**To do**.
Give only a count of the lines that include the string "members".

┌──

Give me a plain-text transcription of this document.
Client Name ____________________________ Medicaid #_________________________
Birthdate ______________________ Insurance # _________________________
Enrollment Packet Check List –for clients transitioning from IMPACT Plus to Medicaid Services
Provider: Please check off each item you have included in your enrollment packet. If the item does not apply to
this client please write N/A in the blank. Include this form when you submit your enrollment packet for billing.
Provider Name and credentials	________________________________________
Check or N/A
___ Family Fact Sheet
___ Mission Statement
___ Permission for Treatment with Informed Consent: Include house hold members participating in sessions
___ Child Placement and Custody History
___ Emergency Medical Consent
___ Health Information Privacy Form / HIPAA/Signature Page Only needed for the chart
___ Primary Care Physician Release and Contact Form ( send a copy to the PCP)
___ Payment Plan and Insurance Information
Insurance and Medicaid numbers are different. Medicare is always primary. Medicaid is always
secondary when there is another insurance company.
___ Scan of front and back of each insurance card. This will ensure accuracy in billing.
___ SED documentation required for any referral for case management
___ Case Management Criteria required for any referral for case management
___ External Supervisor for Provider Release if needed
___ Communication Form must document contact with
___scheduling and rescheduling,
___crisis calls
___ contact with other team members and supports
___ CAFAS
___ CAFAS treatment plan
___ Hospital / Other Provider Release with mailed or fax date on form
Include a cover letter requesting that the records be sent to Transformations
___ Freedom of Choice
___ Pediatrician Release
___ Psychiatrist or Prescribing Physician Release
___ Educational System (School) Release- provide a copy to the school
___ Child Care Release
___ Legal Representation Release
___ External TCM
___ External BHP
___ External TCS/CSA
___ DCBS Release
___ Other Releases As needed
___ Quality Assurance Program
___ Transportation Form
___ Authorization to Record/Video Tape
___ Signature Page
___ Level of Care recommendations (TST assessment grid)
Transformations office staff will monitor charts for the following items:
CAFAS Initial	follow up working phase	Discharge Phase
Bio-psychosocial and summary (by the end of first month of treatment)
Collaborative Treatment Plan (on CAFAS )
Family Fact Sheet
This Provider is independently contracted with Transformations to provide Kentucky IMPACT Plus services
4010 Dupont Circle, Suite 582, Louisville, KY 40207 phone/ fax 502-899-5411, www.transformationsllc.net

└──

**Exercise output**.
2